Exercise: Reproduce all the entries exactly.

----------

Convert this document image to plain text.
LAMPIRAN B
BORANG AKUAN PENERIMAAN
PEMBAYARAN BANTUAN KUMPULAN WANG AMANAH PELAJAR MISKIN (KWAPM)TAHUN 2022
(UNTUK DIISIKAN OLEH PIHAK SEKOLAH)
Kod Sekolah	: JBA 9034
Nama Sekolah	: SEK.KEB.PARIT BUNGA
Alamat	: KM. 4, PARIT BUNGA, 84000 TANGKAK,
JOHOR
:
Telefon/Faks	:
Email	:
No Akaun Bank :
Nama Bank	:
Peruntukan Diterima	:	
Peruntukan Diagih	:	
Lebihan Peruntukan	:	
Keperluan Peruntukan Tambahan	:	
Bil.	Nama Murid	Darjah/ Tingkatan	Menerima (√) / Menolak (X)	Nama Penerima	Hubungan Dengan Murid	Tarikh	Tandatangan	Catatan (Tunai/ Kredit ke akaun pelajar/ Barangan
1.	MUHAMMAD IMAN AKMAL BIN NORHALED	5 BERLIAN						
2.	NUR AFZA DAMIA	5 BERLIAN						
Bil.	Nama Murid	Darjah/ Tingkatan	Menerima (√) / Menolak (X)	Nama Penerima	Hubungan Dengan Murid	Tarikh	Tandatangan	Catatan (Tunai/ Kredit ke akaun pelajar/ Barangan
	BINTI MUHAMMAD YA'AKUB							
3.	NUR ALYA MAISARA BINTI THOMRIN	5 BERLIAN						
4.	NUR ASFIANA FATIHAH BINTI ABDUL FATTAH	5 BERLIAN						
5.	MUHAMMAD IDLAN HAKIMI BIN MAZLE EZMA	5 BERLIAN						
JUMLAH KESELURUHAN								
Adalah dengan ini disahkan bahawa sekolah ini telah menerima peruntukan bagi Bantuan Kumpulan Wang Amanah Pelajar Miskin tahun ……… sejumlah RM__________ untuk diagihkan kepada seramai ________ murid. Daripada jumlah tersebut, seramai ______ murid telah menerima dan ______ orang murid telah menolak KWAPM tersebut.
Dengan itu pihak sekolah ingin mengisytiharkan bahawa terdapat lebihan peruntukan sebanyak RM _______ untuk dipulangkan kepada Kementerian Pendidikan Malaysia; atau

----------

Response below:
Convert this document image to plain text.
LAMPIRAN B
BORANG AKUAN PENERIMAAN
PEMBAYARAN BANTUAN KUMPULAN WANG AMANAH PELAJAR MISKIN (KWAPM)TAHUN 2022
(UNTUK DIISIKAN OLEH PIHAK SEKOLAH)
Kod Sekolah	: JBA 9034
Nama Sekolah	: SEK.KEB.PARIT BUNGA
Alamat	: KM. 4, PARIT BUNGA, 84000 TANGKAK,
JOHOR
:
Telefon/Faks	:
Email	:
No Akaun Bank :
Nama Bank	:
Peruntukan Diterima	:	
Peruntukan Diagih	:	
Lebihan Peruntukan	:	
Keperluan Peruntukan Tambahan	:	
Bil.	Nama Murid	Darjah/ Tingkatan	Menerima (√) / Menolak (X)	Nama Penerima	Hubungan Dengan Murid	Tarikh	Tandatangan	Catatan (Tunai/ Kredit ke akaun pelajar/ Barangan
1.	MUHAMMAD IMAN AKMAL BIN NORHALED	5 BERLIAN						
2.	NUR AFZA DAMIA	5 BERLIAN						
Bil.	Nama Murid	Darjah/ Tingkatan	Menerima (√) / Menolak (X)	Nama Penerima	Hubungan Dengan Murid	Tarikh	Tandatangan	Catatan (Tunai/ Kredit ke akaun pelajar/ Barangan
	BINTI MUHAMMAD YA'AKUB							
3.	NUR ALYA MAISARA BINTI THOMRIN	5 BERLIAN						
4.	NUR ASFIANA FATIHAH BINTI ABDUL FATTAH	5 BERLIAN						
5.	MUHAMMAD IDLAN HAKIMI BIN MAZLE EZMA	5 BERLIAN						
JUMLAH KESELURUHAN								
Adalah dengan ini disahkan bahawa sekolah ini telah menerima peruntukan bagi Bantuan Kumpulan Wang Amanah Pelajar Miskin tahun ……… sejumlah RM__________ untuk diagihkan kepada seramai ________ murid. Daripada jumlah tersebut, seramai ______ murid telah menerima dan ______ orang murid telah menolak KWAPM tersebut.
Dengan itu pihak sekolah ingin mengisytiharkan bahawa terdapat lebihan peruntukan sebanyak RM _______ untuk dipulangkan kepada Kementerian Pendidikan Malaysia; atau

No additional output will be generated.